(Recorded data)
---------------

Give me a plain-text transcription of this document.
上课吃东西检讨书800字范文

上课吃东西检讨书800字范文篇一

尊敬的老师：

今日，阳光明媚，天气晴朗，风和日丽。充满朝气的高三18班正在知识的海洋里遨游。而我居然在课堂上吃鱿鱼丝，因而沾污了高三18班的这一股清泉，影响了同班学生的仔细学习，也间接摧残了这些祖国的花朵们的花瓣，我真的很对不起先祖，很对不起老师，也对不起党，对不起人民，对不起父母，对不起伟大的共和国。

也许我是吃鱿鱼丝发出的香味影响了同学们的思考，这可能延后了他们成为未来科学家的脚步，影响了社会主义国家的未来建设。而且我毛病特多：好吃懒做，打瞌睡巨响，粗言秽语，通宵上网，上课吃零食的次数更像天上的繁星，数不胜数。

---------------

Exercise |
Faithfully transcribe the whole of the data.

Exercise solution |
Give me a plain-text transcription of this document.
上课吃东西检讨书800字范文

上课吃东西检讨书800字范文篇一

尊敬的老师：

今日，阳光明媚，天气晴朗，风和日丽。充满朝气的高三18班正在知识的海洋里遨游。而我居然在课堂上吃鱿鱼丝，因而沾污了高三18班的这一股清泉，影响了同班学生的仔细学习，也间接摧残了这些祖国的花朵们的花瓣，我真的很对不起先祖，很对不起老师，也对不起党，对不起人民，对不起父母，对不起伟大的共和国。

也许我是吃鱿鱼丝发出的香味影响了同学们的思考，这可能延后了他们成为未来科学家的脚步，影响了社会主义国家的未来建设。而且我毛病特多：好吃懒做，打瞌睡巨响，粗言秽语，通宵上网，上课吃零食的次数更像天上的繁星，数不胜数。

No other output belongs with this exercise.